_What you should do_. For every line in the records that has the word "noise", make a copy.
---------- The data
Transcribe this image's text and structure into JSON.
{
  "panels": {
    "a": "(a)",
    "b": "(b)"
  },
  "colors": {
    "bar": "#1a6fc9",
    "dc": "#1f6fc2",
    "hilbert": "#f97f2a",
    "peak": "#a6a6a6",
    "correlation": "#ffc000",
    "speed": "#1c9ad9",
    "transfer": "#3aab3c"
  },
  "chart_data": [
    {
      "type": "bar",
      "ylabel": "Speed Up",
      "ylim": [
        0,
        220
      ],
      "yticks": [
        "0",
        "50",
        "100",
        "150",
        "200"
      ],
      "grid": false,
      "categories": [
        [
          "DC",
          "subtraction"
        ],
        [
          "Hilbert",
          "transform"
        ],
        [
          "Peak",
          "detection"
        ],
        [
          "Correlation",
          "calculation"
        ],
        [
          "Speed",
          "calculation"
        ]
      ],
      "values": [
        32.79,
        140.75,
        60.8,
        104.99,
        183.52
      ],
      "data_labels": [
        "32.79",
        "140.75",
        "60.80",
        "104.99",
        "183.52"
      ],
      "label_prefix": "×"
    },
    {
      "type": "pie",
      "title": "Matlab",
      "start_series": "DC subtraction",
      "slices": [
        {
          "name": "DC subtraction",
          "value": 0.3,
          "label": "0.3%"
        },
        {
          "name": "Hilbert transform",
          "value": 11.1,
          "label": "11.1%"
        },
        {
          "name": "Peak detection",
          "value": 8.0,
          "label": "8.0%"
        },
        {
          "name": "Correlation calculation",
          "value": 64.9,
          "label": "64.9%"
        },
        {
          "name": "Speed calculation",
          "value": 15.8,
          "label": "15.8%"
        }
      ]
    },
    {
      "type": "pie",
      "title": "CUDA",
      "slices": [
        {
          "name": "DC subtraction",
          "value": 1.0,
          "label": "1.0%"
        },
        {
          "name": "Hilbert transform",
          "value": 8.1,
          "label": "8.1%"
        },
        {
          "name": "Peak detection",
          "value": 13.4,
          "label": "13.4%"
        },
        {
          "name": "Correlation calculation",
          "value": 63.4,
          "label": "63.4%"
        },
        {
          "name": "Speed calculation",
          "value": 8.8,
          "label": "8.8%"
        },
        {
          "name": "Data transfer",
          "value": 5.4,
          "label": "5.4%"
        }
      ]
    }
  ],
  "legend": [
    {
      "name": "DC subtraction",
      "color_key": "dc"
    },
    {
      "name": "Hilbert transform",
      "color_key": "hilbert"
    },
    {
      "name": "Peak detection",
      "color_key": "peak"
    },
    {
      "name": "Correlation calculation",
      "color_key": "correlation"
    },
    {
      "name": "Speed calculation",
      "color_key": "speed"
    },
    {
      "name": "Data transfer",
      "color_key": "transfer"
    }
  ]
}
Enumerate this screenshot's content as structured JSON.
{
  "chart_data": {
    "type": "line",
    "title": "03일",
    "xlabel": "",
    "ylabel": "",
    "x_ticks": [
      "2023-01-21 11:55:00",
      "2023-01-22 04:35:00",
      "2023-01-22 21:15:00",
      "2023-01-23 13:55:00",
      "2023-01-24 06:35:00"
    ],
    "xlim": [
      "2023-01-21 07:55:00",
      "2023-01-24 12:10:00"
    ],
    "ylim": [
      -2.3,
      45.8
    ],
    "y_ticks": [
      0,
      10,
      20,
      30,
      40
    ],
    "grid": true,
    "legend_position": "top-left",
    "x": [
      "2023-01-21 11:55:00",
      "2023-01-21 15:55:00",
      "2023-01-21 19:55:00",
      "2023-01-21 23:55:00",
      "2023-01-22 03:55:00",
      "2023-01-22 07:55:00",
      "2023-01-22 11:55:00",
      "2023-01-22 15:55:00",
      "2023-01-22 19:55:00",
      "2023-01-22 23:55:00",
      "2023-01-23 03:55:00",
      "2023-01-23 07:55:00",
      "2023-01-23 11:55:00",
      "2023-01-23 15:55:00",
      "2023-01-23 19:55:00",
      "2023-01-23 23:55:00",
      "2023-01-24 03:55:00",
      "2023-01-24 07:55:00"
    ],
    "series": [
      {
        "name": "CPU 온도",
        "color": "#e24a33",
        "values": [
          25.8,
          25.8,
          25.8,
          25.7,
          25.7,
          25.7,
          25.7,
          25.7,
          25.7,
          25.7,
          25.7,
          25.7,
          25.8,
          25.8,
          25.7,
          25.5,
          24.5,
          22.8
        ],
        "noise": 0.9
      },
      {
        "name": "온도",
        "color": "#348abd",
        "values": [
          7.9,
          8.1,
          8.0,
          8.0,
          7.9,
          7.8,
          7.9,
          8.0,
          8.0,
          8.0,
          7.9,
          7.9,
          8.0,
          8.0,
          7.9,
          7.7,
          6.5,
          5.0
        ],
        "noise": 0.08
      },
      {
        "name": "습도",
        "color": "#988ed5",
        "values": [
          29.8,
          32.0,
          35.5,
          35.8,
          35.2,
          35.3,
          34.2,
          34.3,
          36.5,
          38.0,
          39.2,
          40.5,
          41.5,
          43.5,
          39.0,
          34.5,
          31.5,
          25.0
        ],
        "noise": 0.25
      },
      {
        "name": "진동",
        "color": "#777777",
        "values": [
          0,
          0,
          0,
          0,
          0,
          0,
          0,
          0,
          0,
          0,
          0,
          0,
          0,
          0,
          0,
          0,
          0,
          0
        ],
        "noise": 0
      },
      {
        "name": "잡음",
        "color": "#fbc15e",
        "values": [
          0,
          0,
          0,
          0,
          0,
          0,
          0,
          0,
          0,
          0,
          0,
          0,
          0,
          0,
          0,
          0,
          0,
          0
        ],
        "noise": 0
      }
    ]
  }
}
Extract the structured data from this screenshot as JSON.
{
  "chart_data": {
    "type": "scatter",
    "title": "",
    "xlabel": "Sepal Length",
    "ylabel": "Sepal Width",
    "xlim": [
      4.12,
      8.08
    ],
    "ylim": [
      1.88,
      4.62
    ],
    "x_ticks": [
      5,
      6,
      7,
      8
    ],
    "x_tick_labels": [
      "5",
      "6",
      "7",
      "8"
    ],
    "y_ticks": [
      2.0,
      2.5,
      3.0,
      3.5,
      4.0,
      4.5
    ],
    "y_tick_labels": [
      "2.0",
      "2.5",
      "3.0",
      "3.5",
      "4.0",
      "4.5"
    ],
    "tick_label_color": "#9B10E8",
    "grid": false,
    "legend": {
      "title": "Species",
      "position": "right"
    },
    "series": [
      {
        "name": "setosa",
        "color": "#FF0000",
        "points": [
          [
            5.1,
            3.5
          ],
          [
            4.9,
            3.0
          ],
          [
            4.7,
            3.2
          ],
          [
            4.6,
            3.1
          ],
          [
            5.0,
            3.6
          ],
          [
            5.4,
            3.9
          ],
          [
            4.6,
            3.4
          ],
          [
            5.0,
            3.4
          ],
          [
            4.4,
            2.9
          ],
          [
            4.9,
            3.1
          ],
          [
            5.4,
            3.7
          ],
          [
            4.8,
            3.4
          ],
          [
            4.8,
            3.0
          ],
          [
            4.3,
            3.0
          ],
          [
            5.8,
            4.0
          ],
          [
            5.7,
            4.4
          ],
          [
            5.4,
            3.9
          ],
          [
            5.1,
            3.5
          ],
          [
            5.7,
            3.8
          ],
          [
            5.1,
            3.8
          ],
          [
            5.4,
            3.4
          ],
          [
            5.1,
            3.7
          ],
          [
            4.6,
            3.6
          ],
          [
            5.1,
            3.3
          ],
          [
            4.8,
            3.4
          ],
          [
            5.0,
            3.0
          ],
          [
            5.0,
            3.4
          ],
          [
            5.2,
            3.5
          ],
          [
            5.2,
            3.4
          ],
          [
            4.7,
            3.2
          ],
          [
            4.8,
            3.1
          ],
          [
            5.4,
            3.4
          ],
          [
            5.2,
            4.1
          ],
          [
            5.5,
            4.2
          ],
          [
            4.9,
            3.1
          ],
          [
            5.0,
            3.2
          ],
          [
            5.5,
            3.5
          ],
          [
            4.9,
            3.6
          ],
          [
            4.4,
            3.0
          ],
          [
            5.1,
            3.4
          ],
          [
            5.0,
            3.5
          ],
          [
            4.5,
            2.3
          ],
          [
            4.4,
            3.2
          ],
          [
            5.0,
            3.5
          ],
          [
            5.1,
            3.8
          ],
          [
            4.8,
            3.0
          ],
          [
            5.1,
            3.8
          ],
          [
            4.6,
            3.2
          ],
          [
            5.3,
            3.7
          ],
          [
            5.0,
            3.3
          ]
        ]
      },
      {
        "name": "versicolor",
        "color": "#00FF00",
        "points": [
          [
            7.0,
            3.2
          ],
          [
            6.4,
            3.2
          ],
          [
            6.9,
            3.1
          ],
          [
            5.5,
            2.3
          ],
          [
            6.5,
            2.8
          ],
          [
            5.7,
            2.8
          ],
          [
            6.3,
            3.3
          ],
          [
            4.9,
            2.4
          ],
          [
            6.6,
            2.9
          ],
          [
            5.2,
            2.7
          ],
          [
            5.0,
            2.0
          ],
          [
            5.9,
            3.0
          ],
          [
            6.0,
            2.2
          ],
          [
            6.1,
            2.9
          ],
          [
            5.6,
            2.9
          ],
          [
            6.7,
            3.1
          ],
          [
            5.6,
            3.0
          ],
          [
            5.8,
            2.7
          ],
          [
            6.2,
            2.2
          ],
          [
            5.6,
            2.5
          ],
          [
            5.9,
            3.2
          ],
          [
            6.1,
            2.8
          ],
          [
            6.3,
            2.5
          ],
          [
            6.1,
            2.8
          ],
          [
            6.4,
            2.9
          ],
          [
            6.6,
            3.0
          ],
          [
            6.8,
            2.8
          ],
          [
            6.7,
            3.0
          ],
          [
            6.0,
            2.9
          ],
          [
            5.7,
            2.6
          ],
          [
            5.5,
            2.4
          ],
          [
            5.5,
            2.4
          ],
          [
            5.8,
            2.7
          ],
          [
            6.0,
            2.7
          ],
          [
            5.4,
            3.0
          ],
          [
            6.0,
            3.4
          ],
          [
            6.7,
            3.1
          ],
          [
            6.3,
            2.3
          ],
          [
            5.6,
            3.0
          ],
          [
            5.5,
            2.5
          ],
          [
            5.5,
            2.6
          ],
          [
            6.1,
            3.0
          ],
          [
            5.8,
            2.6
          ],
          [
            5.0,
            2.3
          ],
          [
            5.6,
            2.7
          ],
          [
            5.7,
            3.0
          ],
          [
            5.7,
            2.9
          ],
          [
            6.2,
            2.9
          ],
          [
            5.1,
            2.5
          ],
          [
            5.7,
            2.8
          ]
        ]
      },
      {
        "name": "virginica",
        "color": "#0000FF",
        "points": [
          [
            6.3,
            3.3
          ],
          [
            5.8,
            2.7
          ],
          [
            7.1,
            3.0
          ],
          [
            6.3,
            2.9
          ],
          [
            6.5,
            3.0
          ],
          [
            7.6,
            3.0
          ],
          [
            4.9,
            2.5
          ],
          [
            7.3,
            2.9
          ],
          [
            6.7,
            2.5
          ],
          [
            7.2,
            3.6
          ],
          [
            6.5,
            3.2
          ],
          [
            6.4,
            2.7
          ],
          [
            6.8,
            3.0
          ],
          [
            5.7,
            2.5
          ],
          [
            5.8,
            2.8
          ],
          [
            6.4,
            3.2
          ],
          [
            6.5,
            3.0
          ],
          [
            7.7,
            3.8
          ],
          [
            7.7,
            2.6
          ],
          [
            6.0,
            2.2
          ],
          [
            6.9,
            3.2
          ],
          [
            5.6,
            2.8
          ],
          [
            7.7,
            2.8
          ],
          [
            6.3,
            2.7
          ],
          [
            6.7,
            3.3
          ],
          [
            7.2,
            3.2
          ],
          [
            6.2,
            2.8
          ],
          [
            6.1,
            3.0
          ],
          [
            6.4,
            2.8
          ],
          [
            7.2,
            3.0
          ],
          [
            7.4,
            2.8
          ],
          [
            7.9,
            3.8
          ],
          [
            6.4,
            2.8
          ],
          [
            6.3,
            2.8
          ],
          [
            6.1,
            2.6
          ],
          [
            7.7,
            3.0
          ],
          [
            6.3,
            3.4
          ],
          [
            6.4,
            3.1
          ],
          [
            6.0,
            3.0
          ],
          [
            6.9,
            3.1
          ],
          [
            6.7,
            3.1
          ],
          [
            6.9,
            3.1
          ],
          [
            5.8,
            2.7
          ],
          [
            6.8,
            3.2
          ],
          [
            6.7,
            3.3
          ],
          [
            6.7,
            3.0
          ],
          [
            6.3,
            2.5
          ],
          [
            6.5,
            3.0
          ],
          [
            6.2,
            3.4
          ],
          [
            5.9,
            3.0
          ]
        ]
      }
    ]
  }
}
--------------------
_Solution for this exercise_.
        "noise": 0.9
        "noise": 0.08
        "noise": 0.25
        "noise": 0
        "noise": 0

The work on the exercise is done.